[start Document section]

I Played Hundreds Of Hours Of Overwatch. I Wish I Cared About Overwatch 2.

You can put sunglasses on a skeleton, no one's going to think it's alive.
I Played Hundreds Of Hours Of Overwatch. I Wish I Cared About Overwatch 2.

The PVP beta for Overwatch 2 launches one week from today, on April 26. Looking back to a couple years ago, I would have been shocked that the beta release date of Overwatch would be something I would have to confirm, much less look up entirely. I would have more likely thought I would be furiously refreshing my email account like I was trying to execute a single, very ineffective DDOS attempt, looking for a beta invite. Sure, I put in my email for closed beta consideration, but I had to reset my Battle.net password to even do that, my last voluntary log-in to the service being months if not years ago. And this is all unrelated to the very reasonable bouts of moral nausea most mentions of Blizzard inspire nowadays.

That’s a far cry from the significant amount of time where I likely didn’t go 24 hours without logging a couple games of competitive Overwatch. I’m not a casual fan who eventually picked up a different game. I loved Overwatch. After getting back into gaming in general after a long break, I was reticent to even try Overwatch at first. Competitive first person shooters are far from a gentle reintroduction into the gaming world, no matter how much Halo 2 or CS 1.6 14-year-old you logged. I was in my late 20s, decrepit by gamer standards. But during a sale, I decided to try the game, and I was immediately hooked.

I at first stuck with the more familiar, traditional FPS characters. The idea of healing other characters seemed boring, and the tank role was entirely foreign to me. I didn’t understand how I could have that much HP and yet die so fast (little did I know it could have been even worse.) But I played more and more, and started to learn other characters and roles. I sought out strategy tips and YouTube tutorials to understand the game more deeply, and one night finally decided to navigate my PS4 (I switched to PC later, before the tryhards stop reading) to the purple rectangle that indicated Competitive (or Ranked) Mode and see how I actually stacked up against the quick, unscarred tendons of the nation’s angriest teenagers.

Blizzard Entertainment

Whoa, this guy looks cool! I bet everyone loves him!

The answer was: not well. I played my 10 placement matches and was found wanting. The game placed me in the Silver tier, the second worst tier, which according to rank distribution info put me safely in the bottom third of all players. But right away, I wanted to get back online and absolutely stink it up as soon as possible. And I did. When I would get home from work, on lazy Sundays, inadvisably late on weeknights, I was online, feeding my stupid little brains out. Oh lord, did I feed. But whatever little gamer gland that had lied dormant in my brain for so long while I learned about health insurance was reactivated.

[end Document section]
[start Listing]

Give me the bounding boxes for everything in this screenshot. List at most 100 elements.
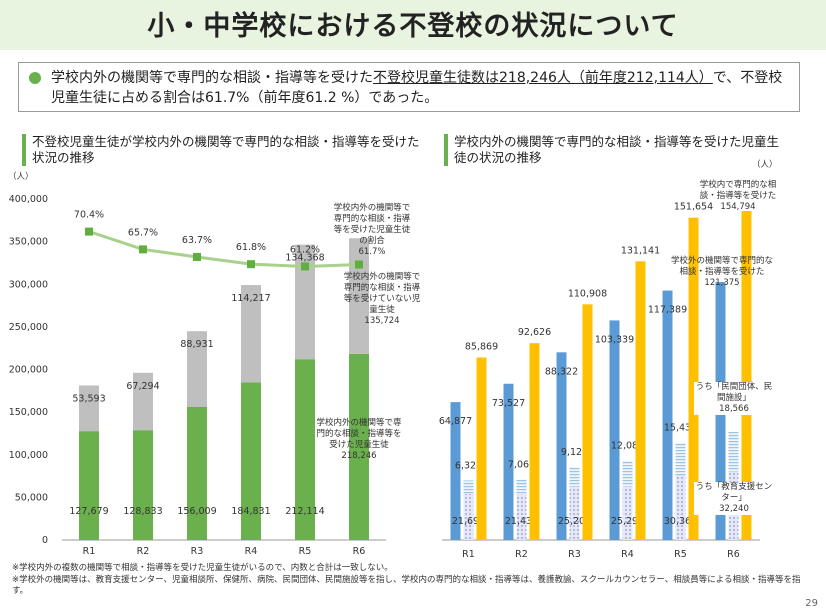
bar [622,460,633,487]
bullet [29,72,41,84]
title-band [0,0,826,50]
bar [187,407,207,540]
value-label: 128,833 [123,506,162,517]
bar [516,494,527,540]
value-label: 117,389 [648,305,687,316]
series-name: 学校内外の機関等で専門的な相談・指導等を受けた児童生徒の割合 [333,203,411,246]
series-annotation: 学校内外の機関等で専門的な相談・指導等を受けた児童生徒 218,246 [314,418,404,462]
y-tick-label: 0 [42,535,48,546]
unit-label: （人） [8,172,34,182]
value-label: 25,292 [611,516,644,527]
footnote: ※学校外の機関等は、教育支援センター、児童相談所、保健所、病院、民間団体、民間施… [12,575,801,596]
x-tick-label: R3 [568,549,581,560]
value-label: 151,654 [674,202,713,213]
value-label: 21,695 [452,516,485,527]
value-label: 70.4% [74,210,104,221]
value-label: 110,908 [568,288,607,299]
bar [133,372,153,431]
bar [295,359,315,540]
bar [728,432,739,472]
bar [503,383,514,540]
y-tick-label: 300,000 [9,279,48,290]
line-marker [85,227,93,236]
chart-title: 学校内外の機関等で専門的な相談・指導等を受けた児童生徒の状況の推移 [444,134,784,166]
x-tick-label: R2 [137,546,150,557]
value-label: 25,209 [558,516,591,527]
series-name: うち「民間団体、民間施設」 [695,382,773,403]
bar [556,352,567,540]
summary-box: 学校内外の機関等で専門的な相談・指導等を受けた不登校児童生徒数は218,246人… [18,62,800,112]
y-tick-label: 200,000 [9,365,48,376]
line-marker [355,260,363,269]
series-name: 学校内外の機関等で専門的な相談・指導等を受けた児童生徒 [316,418,402,450]
series-annotation: 学校内外の機関等で専門的な相談・指導等を受けた児童生徒の割合 61.7% [330,203,414,258]
x-tick-label: R3 [191,546,204,557]
value-label: 9,129 [561,447,588,458]
series-annotation: うち「教育支援センター」 32,240 [694,482,774,515]
bar [635,261,646,540]
line-marker [247,260,255,269]
bar [582,304,593,540]
value-label: 85,869 [465,342,498,353]
y-tick-label: 50,000 [15,492,48,503]
bar [241,285,261,383]
y-tick-label: 250,000 [9,322,48,333]
x-tick-label: R5 [299,546,312,557]
value-label: 15,431 [664,423,697,434]
value-label: 218,246 [341,451,377,461]
bar [349,353,369,540]
value-label: 156,009 [177,506,216,517]
value-label: 30,365 [664,516,697,527]
x-tick-label: R4 [621,549,634,560]
value-label: 7,066 [508,459,535,470]
value-label: 103,339 [595,334,634,345]
bar [516,479,527,495]
value-label: 61.8% [236,242,266,253]
y-tick-label: 100,000 [9,450,48,461]
bar [133,430,153,540]
value-label: 92,626 [518,327,551,338]
value-label: 88,931 [180,339,213,350]
bar [569,467,580,487]
value-label: 64,877 [439,416,472,427]
bar [187,331,207,408]
bar [675,442,686,476]
summary-text: 学校内外の機関等で専門的な相談・指導等を受けた [51,70,373,86]
series-annotation: 学校外の機関等で専門的な相談・指導等を受けた 121,375 [668,256,776,289]
x-tick-label: R2 [515,549,528,560]
x-tick-label: R6 [727,549,740,560]
value-label: 63.7% [182,235,212,246]
value-label: 131,141 [621,245,660,256]
y-tick-label: 400,000 [9,194,48,205]
summary-text: 不登校児童生徒数は218,246人（前年度212,114人） [373,70,713,86]
value-label: 67,294 [126,381,159,392]
y-tick-label: 150,000 [9,407,48,418]
value-label: 121,375 [704,278,740,288]
value-label: 154,794 [720,202,756,212]
value-label: 73,527 [492,398,525,409]
value-label: 12,089 [611,441,644,452]
bar [463,480,474,494]
summary-text: で、不登校児童生徒に占める割合は61.7%（前年度61.2 %）であった。 [51,70,783,106]
bar [349,238,369,354]
bar [295,244,315,360]
value-label: 114,217 [231,293,270,304]
value-label: 61.2% [290,244,320,255]
value-label: 61.7% [358,247,386,257]
value-label: 21,436 [505,516,538,527]
series-name: 学校外の機関等で専門的な相談・指導等を受けた [670,256,773,277]
unit-label: （人） [752,160,778,170]
series-name: うち「教育支援センター」 [695,482,773,503]
value-label: 212,114 [285,506,324,517]
line [88,230,360,268]
series-annotation: うち「民間団体、民間施設」 18,566 [694,382,774,415]
bar [609,320,620,540]
x-tick-label: R6 [353,546,366,557]
value-label: 134,368 [285,253,324,264]
value-label: 135,724 [364,316,400,326]
value-label: 18,566 [719,404,749,414]
series-annotation: 学校内で専門的な相談・指導等を受けた 154,794 [692,180,784,213]
bar [622,486,633,540]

[end Listing]

* [Written tasks]
1. Translate this sentence from the Overwatch article into Spanish: "The idea of healing other characters seemed boring, and the tank role was entirely foreign to me."
2. Condense the paragraph of the Overwatch article that opens with "That’s a far cry from" into a shorter version that keeps its main facts.
3. Print the passage of the Overwatch article that begins at the words containing "Blizzard Entertainment", stopping after "insurance was reactivated.".
This listing has no connection to the Overwatch article.

* [Answers by task]
1. La idea de curar a otros personajes me parecía aburrida, y el rol de tanque me resultaba completamente ajeno.

2. The writer once played competitive Overwatch almost every day and was not a casual fan but someone who loved the game. Returning to gaming in their late 20s after a long break, the writer was hesitant to try it, because competitive first person shooters are a rough way back in, whatever Halo 2 or CS 1.6 experience one had as a teenager. After trying it during a sale, the writer was hooked right away.

3.
Blizzard Entertainment

Whoa, this guy looks cool! I bet everyone loves him!

The answer was: not well. I played my 10 placement matches and was found wanting. The game placed me in the Silver tier, the second worst tier, which according to rank distribution info put me safely in the bottom third of all players. But right away, I wanted to get back online and absolutely stink it up as soon as possible. And I did. When I would get home from work, on lazy Sundays, inadvisably late on weeknights, I was online, feeding my stupid little brains out. Oh lord, did I feed. But whatever little gamer gland that had lied dormant in my brain for so long while I learned about health insurance was reactivated.